** Start The input **
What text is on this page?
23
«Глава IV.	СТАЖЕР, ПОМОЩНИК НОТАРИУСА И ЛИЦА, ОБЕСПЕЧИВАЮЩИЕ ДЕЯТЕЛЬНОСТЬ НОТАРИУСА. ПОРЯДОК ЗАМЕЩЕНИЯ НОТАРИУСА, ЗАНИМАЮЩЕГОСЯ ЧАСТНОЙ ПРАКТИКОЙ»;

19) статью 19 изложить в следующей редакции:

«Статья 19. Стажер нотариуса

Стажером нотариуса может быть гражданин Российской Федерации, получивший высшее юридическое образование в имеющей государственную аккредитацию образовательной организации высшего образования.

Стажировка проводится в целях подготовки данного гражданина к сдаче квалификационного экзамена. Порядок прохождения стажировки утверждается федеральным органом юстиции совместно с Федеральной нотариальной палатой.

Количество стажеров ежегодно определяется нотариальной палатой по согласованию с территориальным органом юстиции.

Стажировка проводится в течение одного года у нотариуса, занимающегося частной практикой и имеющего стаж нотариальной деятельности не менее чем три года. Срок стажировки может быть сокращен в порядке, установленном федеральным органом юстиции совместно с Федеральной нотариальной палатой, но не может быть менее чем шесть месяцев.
** End The input **
== Exercise prompt ==
Set out the complete listing exactly as shown.

== Exercise solution ==
What text is on this page?
23
«Глава IV.	СТАЖЕР, ПОМОЩНИК НОТАРИУСА И ЛИЦА, ОБЕСПЕЧИВАЮЩИЕ ДЕЯТЕЛЬНОСТЬ НОТАРИУСА. ПОРЯДОК ЗАМЕЩЕНИЯ НОТАРИУСА, ЗАНИМАЮЩЕГОСЯ ЧАСТНОЙ ПРАКТИКОЙ»;

19) статью 19 изложить в следующей редакции:

«Статья 19. Стажер нотариуса

Стажером нотариуса может быть гражданин Российской Федерации, получивший высшее юридическое образование в имеющей государственную аккредитацию образовательной организации высшего образования.

Стажировка проводится в целях подготовки данного гражданина к сдаче квалификационного экзамена. Порядок прохождения стажировки утверждается федеральным органом юстиции совместно с Федеральной нотариальной палатой.

Количество стажеров ежегодно определяется нотариальной палатой по согласованию с территориальным органом юстиции.

Стажировка проводится в течение одного года у нотариуса, занимающегося частной практикой и имеющего стаж нотариальной деятельности не менее чем три года. Срок стажировки может быть сокращен в порядке, установленном федеральным органом юстиции совместно с Федеральной нотариальной палатой, но не может быть менее чем шесть месяцев.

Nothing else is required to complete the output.